▶ _Materials provided_
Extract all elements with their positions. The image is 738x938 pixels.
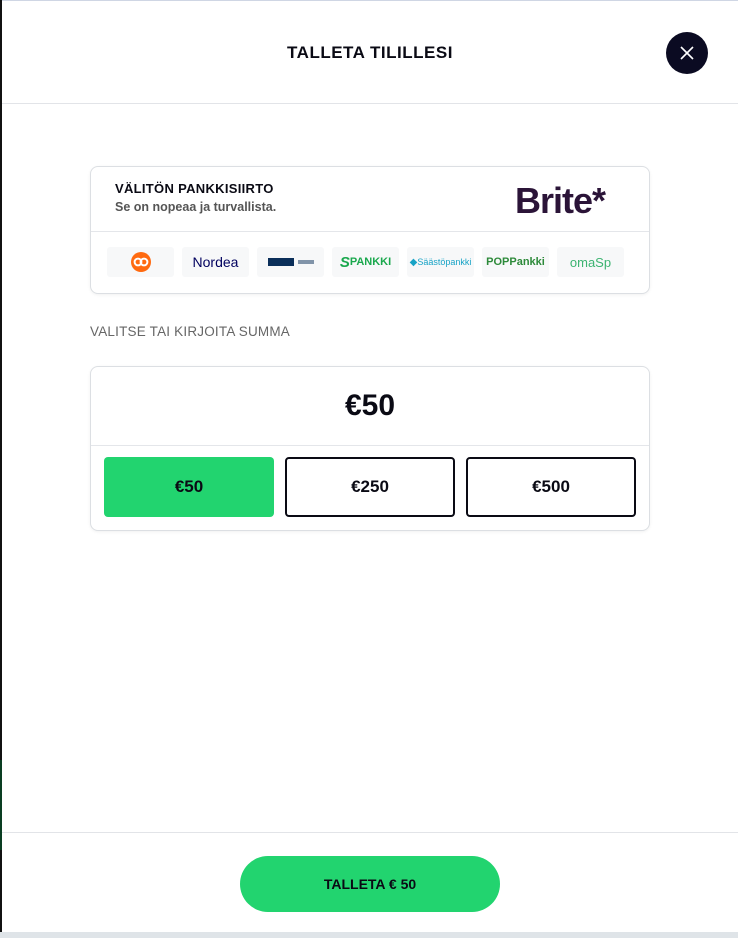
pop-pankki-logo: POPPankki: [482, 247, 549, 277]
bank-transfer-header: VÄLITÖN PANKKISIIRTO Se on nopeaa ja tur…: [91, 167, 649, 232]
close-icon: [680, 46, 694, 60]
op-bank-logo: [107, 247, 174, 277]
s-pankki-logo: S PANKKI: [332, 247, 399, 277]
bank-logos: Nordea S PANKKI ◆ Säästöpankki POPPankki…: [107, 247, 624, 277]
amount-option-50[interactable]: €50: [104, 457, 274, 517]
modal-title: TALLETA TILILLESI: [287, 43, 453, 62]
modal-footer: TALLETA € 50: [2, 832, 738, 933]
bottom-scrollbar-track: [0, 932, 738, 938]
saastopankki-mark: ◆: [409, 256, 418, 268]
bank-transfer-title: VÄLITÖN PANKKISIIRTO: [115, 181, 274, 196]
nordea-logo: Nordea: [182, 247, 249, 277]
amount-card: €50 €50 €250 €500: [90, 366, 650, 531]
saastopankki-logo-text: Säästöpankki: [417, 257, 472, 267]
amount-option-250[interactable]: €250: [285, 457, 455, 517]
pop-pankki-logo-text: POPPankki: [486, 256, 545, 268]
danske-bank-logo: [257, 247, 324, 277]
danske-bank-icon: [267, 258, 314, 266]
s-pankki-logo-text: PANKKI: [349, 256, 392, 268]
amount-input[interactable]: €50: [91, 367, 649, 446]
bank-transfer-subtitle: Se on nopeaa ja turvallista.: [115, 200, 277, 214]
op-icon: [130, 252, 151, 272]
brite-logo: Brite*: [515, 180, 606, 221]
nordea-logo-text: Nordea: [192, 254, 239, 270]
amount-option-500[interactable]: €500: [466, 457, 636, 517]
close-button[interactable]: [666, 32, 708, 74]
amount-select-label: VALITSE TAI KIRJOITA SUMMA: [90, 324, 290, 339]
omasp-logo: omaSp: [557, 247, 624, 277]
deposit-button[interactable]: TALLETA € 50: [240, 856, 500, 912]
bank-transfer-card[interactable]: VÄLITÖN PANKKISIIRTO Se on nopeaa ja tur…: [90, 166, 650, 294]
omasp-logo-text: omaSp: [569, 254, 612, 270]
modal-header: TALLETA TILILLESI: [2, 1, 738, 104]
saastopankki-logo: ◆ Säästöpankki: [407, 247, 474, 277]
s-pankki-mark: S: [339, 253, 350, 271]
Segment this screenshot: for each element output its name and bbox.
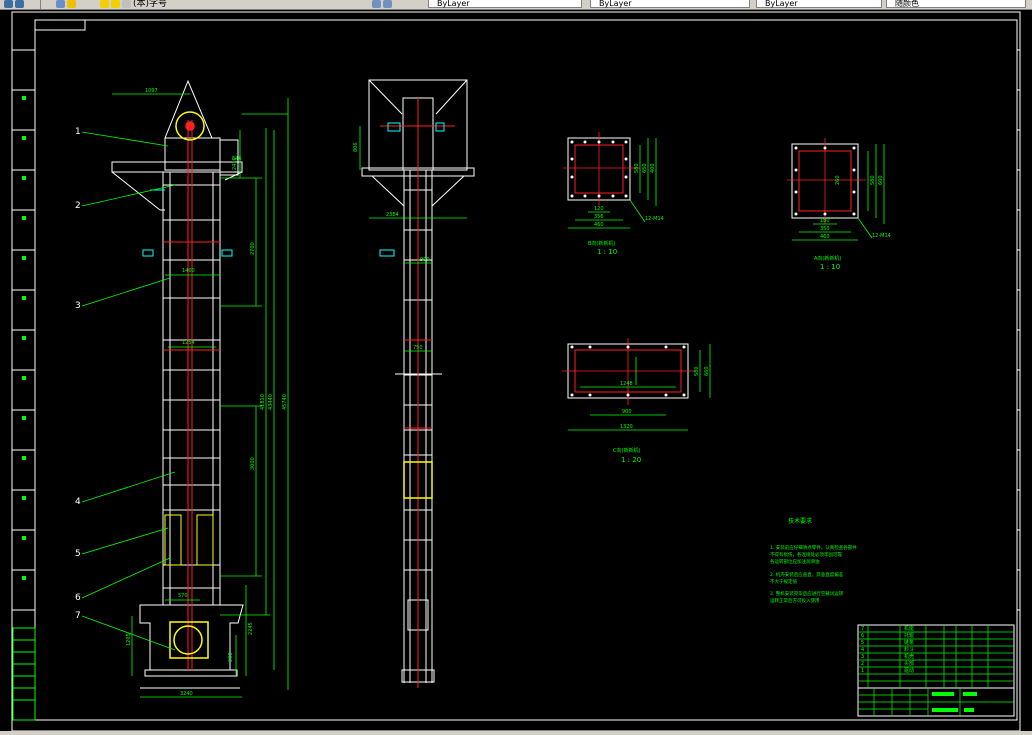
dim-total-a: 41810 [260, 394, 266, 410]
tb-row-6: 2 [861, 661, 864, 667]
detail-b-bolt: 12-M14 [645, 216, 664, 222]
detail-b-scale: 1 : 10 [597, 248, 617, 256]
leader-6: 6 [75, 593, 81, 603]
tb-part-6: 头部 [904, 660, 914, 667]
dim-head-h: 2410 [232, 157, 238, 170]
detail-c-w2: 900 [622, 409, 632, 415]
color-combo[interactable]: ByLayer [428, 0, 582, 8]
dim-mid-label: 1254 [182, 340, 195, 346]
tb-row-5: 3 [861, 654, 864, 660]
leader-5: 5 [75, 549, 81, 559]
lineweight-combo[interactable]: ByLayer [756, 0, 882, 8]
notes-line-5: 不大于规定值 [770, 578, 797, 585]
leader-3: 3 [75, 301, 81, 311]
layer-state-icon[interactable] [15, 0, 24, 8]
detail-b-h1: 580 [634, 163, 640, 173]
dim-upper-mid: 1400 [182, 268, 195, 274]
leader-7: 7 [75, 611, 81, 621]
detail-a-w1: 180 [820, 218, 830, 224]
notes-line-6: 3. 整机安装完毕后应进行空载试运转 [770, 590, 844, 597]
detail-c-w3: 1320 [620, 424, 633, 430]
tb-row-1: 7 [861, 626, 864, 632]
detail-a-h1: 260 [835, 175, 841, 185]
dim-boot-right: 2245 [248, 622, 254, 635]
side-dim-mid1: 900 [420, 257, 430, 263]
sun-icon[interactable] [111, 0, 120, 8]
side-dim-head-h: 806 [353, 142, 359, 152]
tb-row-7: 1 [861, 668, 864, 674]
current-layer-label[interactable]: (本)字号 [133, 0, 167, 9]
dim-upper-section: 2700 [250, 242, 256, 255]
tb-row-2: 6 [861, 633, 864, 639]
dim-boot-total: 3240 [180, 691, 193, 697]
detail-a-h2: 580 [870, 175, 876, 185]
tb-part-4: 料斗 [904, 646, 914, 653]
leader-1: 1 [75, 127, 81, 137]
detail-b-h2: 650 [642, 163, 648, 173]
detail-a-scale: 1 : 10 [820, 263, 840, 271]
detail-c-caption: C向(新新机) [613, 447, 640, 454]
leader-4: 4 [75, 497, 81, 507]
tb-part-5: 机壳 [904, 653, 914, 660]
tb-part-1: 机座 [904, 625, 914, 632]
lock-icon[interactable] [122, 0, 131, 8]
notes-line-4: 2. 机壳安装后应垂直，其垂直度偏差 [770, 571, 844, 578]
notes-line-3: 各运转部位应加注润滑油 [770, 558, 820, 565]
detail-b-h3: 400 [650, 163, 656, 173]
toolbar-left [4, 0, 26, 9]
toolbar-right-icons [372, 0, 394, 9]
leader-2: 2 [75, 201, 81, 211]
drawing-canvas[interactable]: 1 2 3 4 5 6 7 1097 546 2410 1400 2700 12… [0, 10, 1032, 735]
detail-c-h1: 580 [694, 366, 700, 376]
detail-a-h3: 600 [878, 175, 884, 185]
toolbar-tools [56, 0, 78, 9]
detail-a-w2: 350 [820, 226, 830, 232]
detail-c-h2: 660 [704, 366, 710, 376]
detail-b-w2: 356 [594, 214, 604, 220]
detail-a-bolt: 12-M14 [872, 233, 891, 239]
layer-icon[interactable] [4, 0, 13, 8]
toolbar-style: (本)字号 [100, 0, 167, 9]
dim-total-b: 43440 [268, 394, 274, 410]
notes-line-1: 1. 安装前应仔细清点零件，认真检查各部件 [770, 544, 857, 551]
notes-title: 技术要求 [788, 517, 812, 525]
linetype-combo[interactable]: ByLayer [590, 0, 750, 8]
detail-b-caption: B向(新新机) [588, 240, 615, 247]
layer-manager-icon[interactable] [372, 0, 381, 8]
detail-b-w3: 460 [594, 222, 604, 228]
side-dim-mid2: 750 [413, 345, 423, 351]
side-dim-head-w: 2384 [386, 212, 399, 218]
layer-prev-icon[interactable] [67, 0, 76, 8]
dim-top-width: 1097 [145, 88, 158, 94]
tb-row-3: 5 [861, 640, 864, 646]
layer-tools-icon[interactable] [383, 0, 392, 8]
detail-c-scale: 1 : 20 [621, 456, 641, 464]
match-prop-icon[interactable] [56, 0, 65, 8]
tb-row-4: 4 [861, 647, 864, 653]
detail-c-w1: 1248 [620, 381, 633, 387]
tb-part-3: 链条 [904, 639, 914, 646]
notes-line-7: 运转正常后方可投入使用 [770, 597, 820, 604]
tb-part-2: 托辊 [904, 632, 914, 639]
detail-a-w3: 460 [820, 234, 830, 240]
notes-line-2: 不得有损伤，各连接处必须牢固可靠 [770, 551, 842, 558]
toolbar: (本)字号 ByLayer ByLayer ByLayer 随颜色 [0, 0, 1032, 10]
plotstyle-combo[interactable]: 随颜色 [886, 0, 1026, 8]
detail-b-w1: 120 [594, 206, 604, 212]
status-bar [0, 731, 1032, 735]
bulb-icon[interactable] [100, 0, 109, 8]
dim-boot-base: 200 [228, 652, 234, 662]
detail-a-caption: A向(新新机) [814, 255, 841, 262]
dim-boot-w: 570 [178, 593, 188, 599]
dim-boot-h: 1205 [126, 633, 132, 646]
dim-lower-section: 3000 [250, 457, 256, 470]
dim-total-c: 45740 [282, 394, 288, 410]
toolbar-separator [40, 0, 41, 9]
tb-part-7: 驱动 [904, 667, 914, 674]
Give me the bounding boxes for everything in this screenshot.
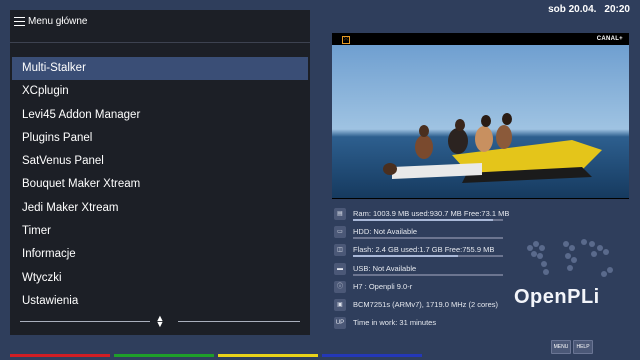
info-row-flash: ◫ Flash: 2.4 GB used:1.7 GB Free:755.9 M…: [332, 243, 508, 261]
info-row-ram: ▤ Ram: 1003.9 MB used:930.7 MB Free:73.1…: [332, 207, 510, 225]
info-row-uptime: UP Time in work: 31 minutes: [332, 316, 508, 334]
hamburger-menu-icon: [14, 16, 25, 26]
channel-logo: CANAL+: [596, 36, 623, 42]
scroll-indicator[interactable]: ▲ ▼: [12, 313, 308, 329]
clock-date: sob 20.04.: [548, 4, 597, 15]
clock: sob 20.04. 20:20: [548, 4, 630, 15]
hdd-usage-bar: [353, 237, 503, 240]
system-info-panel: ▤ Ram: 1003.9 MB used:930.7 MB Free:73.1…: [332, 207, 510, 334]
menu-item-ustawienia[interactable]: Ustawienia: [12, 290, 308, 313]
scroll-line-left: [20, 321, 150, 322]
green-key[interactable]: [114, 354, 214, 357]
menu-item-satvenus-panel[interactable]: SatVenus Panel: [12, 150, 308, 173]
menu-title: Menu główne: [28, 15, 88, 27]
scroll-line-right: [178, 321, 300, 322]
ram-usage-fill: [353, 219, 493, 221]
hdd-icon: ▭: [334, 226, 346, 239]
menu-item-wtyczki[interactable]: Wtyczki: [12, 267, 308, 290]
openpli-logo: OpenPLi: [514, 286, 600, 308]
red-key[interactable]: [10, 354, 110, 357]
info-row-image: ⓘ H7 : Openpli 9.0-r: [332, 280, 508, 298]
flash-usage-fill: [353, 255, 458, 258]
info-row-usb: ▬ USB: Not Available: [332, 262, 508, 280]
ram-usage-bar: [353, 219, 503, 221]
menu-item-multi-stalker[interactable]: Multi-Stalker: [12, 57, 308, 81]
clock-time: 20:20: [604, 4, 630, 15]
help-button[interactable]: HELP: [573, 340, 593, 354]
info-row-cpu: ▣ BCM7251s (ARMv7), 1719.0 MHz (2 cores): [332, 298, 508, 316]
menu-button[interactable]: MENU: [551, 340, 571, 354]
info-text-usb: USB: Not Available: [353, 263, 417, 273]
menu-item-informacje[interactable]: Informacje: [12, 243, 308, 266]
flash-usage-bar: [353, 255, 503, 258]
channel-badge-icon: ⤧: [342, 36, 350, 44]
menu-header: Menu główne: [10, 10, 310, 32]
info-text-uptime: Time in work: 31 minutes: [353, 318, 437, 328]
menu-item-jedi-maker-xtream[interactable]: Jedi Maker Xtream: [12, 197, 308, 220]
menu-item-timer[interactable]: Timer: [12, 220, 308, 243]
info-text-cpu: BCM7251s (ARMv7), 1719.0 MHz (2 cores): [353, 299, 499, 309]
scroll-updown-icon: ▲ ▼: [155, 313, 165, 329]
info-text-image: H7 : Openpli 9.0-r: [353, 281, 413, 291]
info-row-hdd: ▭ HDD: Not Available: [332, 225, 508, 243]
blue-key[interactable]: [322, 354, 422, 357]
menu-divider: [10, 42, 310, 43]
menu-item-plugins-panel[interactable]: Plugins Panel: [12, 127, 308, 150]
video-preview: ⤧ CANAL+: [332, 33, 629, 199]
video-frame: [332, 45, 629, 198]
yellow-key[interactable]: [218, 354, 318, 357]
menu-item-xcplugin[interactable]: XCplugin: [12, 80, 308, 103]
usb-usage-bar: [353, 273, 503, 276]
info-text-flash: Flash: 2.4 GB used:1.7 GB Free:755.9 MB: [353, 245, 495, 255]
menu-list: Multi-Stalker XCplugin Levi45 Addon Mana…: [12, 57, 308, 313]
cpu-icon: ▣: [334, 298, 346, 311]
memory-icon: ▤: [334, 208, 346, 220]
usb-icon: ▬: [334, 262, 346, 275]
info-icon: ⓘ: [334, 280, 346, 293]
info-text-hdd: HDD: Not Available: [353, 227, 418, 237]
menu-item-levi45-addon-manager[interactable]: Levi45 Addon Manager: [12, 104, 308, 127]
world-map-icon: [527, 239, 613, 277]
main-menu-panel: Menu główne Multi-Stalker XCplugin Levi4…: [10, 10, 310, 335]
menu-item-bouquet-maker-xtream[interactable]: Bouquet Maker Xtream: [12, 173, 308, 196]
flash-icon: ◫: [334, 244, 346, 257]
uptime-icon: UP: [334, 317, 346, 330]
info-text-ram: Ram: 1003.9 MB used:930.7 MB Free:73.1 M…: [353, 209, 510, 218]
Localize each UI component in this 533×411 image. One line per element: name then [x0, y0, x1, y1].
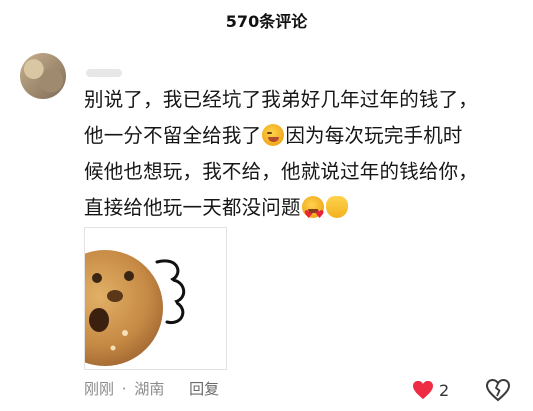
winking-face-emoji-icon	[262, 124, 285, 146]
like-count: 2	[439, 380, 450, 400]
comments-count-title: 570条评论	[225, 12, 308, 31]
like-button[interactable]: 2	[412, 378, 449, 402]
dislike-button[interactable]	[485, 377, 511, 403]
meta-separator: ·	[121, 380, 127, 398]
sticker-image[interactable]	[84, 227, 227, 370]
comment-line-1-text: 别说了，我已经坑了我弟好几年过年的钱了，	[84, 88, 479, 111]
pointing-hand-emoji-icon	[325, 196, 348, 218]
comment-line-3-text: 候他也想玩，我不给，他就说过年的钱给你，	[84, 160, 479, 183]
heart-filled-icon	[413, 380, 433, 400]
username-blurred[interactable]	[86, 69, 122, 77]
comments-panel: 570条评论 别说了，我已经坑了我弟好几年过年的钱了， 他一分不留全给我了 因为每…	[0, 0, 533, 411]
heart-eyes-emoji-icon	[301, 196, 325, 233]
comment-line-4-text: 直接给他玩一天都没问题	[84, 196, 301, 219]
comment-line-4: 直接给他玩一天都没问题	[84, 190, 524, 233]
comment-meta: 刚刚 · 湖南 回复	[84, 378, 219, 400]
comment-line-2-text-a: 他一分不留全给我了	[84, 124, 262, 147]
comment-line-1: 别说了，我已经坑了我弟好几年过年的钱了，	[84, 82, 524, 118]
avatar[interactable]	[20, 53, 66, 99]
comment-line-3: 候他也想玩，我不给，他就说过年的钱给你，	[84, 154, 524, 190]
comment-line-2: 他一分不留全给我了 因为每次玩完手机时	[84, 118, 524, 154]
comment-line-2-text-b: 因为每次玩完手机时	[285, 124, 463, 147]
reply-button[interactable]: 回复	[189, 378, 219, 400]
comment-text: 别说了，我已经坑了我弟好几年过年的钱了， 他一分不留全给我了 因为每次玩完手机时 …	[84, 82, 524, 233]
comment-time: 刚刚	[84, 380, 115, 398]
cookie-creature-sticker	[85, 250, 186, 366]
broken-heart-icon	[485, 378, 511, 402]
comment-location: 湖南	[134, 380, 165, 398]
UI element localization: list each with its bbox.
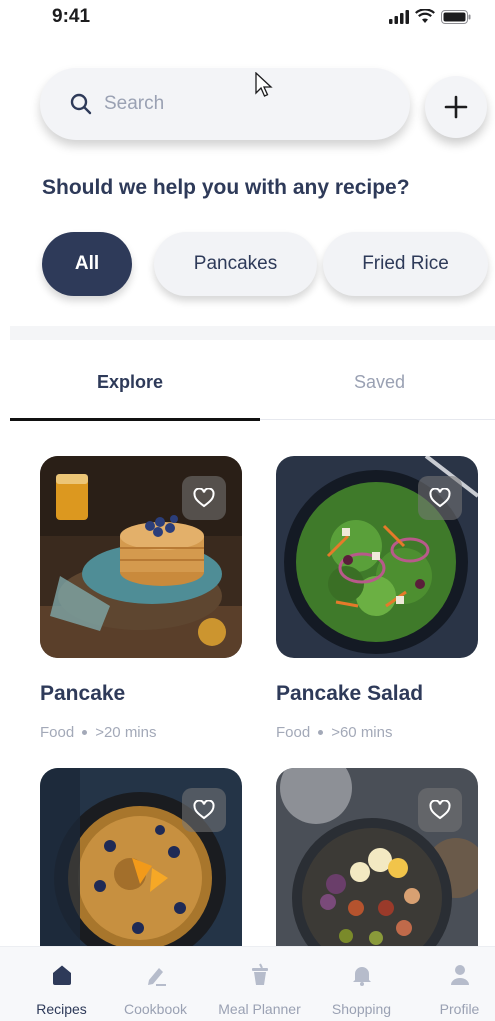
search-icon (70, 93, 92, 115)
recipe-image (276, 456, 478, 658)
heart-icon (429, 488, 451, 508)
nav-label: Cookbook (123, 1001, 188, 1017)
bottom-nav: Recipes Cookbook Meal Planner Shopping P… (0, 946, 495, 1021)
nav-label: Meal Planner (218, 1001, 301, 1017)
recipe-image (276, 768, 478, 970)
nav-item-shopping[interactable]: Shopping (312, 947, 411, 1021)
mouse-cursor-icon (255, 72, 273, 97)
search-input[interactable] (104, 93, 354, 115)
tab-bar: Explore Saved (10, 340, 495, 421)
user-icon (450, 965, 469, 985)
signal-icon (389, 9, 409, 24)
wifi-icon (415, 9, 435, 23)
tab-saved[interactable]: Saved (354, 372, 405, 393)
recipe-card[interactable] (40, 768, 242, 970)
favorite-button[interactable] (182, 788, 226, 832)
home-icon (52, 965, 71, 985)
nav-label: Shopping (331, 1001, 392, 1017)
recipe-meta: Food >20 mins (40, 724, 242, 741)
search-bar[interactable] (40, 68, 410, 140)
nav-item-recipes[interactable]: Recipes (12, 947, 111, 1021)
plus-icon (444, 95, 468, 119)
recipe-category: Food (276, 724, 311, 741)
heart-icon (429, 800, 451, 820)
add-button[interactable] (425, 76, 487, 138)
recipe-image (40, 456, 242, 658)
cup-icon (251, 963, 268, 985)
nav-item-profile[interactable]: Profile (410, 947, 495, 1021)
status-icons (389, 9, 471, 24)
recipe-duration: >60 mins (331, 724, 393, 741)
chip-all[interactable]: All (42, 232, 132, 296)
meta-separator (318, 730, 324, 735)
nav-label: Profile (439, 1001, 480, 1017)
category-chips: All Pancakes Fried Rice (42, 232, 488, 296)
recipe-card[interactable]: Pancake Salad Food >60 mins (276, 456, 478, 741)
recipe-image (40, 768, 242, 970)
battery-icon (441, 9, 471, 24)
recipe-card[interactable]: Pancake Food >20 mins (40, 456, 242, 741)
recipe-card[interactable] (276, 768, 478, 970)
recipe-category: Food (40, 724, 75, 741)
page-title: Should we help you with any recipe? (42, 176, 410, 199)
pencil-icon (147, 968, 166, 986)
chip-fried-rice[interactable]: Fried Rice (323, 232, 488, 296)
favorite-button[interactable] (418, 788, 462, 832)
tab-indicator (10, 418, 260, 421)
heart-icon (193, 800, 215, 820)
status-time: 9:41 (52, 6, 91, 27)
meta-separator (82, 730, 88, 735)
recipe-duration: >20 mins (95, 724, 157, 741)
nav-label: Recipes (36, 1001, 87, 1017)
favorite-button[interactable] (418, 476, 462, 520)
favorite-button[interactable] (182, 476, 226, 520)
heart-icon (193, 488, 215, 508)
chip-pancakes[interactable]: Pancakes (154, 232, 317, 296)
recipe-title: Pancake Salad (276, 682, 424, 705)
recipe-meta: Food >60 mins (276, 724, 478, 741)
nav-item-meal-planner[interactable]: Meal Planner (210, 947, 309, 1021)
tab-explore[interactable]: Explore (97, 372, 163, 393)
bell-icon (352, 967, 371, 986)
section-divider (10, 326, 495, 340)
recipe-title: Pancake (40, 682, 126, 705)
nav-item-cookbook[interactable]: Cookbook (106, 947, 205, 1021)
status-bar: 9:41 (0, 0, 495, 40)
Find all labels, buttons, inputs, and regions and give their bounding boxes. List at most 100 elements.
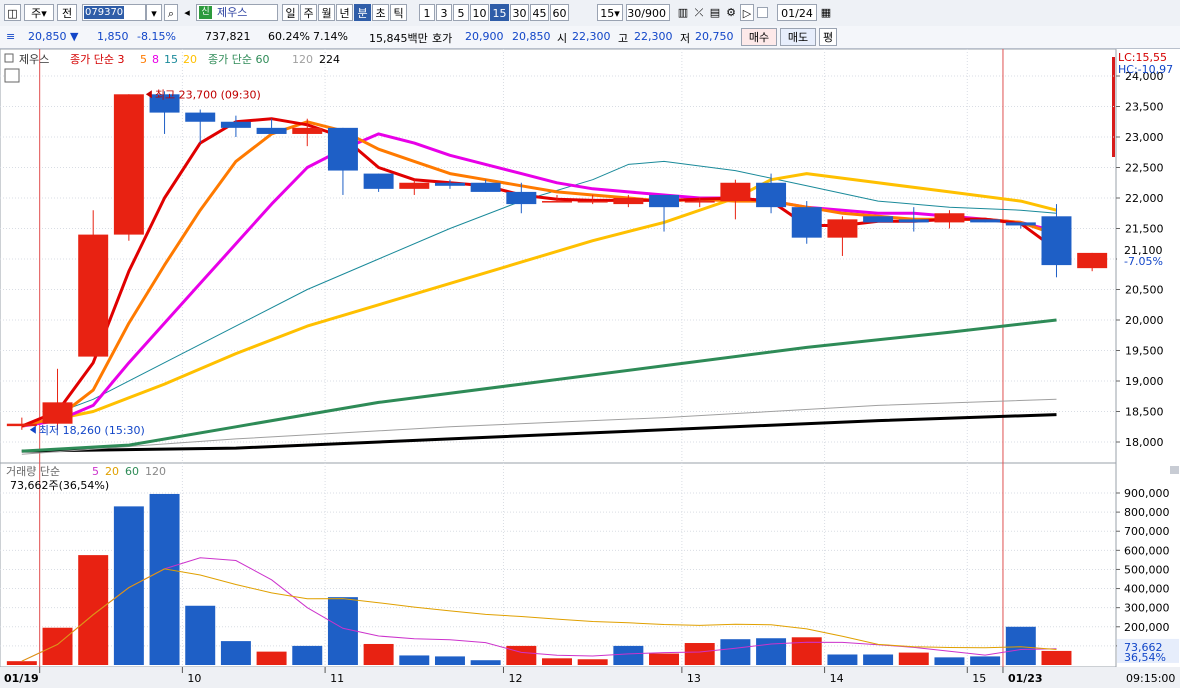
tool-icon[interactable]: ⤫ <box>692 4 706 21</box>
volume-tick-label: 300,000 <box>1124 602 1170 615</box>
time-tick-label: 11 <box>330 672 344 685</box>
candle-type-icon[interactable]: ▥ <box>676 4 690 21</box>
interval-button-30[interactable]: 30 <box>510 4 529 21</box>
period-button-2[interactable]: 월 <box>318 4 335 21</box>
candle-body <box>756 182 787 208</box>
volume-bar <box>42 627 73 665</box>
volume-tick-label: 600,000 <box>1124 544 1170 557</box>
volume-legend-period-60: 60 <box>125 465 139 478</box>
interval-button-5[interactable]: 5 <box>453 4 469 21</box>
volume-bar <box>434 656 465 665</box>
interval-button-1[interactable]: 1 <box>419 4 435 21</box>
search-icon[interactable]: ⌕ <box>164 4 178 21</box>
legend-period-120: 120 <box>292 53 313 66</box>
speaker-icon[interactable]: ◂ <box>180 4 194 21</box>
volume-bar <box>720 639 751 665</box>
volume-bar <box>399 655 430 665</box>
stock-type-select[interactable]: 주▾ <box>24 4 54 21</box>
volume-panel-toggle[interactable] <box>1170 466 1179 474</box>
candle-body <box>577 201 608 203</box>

▶ _Instruction_
Please return the lines from the one containing "dim-total-a: 41810 [260, 394, 266, 410]" up to and including the one containing "dim-upper-mid: 1400 [182, 268, 195, 274]", copied exactly.

▶ _Full output_
dim-total-a: 41810 [260, 394, 266, 410]
tb-row-6: 2 [861, 661, 864, 667]
detail-b-bolt: 12-M14 [645, 216, 664, 222]
detail-b-scale: 1 : 10 [597, 248, 617, 256]
leader-6: 6 [75, 593, 81, 603]
tb-part-6: 头部 [904, 660, 914, 667]
dim-head-h: 2410 [232, 157, 238, 170]
detail-c-w2: 900 [622, 409, 632, 415]
color-combo[interactable]: ByLayer [428, 0, 582, 8]
dim-mid-label: 1254 [182, 340, 195, 346]
tb-row-5: 3 [861, 654, 864, 660]
leader-5: 5 [75, 549, 81, 559]
lineweight-combo[interactable]: ByLayer [756, 0, 882, 8]
notes-line-5: 不大于规定值 [770, 578, 797, 585]
leader-3: 3 [75, 301, 81, 311]
layer-state-icon[interactable] [15, 0, 24, 8]
detail-b-h1: 580 [634, 163, 640, 173]
dim-upper-mid: 1400 [182, 268, 195, 274]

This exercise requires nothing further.